Material provided —
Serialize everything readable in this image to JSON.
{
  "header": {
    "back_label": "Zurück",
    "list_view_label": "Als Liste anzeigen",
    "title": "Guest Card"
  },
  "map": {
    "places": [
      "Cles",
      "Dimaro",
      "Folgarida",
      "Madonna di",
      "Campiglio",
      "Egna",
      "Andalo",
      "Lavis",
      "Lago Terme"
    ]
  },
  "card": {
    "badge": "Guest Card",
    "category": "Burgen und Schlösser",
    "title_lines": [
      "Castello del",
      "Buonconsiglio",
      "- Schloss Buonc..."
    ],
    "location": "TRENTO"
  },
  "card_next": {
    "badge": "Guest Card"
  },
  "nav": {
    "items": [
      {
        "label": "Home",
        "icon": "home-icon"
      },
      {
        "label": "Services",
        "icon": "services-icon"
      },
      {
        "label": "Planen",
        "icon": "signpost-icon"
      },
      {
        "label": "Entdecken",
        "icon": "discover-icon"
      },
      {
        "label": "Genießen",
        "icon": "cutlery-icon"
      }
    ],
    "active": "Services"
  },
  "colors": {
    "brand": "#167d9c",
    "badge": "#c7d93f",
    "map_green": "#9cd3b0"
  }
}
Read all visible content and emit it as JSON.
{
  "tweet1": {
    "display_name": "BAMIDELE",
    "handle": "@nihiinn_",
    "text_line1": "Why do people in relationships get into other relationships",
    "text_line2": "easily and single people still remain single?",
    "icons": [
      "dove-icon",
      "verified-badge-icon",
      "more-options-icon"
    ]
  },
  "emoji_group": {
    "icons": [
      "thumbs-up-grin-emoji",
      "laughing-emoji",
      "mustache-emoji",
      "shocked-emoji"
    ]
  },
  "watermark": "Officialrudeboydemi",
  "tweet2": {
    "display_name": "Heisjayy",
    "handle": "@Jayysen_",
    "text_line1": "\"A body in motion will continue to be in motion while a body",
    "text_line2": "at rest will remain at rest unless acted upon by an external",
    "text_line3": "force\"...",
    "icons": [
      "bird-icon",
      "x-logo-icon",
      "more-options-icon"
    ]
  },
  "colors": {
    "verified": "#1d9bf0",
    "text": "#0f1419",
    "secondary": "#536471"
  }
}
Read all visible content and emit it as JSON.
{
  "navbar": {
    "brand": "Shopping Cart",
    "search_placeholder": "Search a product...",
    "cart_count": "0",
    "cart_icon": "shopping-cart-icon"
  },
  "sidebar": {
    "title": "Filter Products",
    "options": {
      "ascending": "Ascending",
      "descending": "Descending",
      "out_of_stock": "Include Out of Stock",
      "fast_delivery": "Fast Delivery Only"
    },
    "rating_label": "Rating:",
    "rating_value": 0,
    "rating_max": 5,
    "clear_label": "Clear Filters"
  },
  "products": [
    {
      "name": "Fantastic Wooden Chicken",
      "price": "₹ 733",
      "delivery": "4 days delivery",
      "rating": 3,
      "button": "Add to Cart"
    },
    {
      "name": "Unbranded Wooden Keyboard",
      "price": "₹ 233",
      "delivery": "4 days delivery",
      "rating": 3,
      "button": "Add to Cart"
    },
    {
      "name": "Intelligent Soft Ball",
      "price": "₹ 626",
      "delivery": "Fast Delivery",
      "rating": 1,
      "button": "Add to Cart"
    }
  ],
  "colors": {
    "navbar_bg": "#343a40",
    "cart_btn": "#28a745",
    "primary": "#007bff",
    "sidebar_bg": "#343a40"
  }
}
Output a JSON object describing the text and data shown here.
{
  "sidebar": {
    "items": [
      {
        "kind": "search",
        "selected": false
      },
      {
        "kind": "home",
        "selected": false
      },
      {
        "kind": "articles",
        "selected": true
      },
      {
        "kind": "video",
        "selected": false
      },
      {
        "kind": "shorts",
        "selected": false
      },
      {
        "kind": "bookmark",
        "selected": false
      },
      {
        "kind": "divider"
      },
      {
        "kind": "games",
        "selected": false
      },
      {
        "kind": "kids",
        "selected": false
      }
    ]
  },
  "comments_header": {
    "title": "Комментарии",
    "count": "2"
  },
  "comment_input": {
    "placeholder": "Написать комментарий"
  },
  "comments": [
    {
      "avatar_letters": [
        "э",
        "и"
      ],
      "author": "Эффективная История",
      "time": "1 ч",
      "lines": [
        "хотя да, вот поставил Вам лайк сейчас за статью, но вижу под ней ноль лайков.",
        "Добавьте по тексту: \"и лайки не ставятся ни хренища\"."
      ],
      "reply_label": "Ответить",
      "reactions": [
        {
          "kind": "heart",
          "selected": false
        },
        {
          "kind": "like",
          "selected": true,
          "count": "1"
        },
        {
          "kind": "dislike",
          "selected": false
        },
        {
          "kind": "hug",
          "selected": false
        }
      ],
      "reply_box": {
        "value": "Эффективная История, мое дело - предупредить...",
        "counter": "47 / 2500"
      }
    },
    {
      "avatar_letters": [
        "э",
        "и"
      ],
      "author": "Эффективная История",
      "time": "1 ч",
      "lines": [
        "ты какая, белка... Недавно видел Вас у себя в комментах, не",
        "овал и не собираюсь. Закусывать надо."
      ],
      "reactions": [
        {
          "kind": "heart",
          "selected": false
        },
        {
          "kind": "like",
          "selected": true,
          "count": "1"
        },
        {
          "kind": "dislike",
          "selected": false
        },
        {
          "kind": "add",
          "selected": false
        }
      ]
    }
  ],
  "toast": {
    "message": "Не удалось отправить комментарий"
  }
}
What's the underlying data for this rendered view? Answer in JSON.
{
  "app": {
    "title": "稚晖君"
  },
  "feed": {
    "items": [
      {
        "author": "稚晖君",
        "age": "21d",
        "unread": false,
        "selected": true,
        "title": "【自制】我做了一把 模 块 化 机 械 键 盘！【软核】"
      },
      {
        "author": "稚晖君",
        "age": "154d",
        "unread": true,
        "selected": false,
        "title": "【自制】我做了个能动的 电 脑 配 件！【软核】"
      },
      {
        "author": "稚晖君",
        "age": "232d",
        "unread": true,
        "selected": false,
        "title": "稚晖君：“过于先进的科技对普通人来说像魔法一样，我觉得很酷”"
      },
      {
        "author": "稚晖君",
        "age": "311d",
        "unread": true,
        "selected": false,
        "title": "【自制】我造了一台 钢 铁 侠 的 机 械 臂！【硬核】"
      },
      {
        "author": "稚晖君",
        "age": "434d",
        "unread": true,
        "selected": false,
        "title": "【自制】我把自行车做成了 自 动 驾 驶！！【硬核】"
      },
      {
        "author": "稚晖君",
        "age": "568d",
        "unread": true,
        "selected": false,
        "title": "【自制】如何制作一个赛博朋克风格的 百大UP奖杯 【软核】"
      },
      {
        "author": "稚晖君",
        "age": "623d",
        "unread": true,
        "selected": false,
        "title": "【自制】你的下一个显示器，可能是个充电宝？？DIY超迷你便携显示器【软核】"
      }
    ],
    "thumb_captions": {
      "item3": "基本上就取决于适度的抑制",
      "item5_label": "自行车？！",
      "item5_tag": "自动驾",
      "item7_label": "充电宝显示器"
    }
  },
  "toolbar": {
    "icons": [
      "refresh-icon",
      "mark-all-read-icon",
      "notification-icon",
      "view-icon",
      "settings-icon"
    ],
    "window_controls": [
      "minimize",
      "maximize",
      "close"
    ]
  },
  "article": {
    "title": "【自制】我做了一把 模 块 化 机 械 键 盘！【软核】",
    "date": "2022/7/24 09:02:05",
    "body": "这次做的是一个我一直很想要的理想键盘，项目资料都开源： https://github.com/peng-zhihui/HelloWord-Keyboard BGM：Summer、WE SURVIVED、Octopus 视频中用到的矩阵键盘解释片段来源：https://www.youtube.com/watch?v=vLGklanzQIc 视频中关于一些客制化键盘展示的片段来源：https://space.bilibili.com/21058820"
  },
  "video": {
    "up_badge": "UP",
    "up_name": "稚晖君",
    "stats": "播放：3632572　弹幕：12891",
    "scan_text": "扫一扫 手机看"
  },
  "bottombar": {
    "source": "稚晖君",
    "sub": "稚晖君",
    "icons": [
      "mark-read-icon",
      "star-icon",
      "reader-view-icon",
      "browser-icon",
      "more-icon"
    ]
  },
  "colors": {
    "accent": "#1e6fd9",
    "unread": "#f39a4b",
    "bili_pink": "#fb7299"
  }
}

Short task —
Find every line in the records that contains the word "this"; copy those lines.

Response —
Serialize everything readable in this image to JSON.
What's the underlying data for this rendered view? Answer in JSON.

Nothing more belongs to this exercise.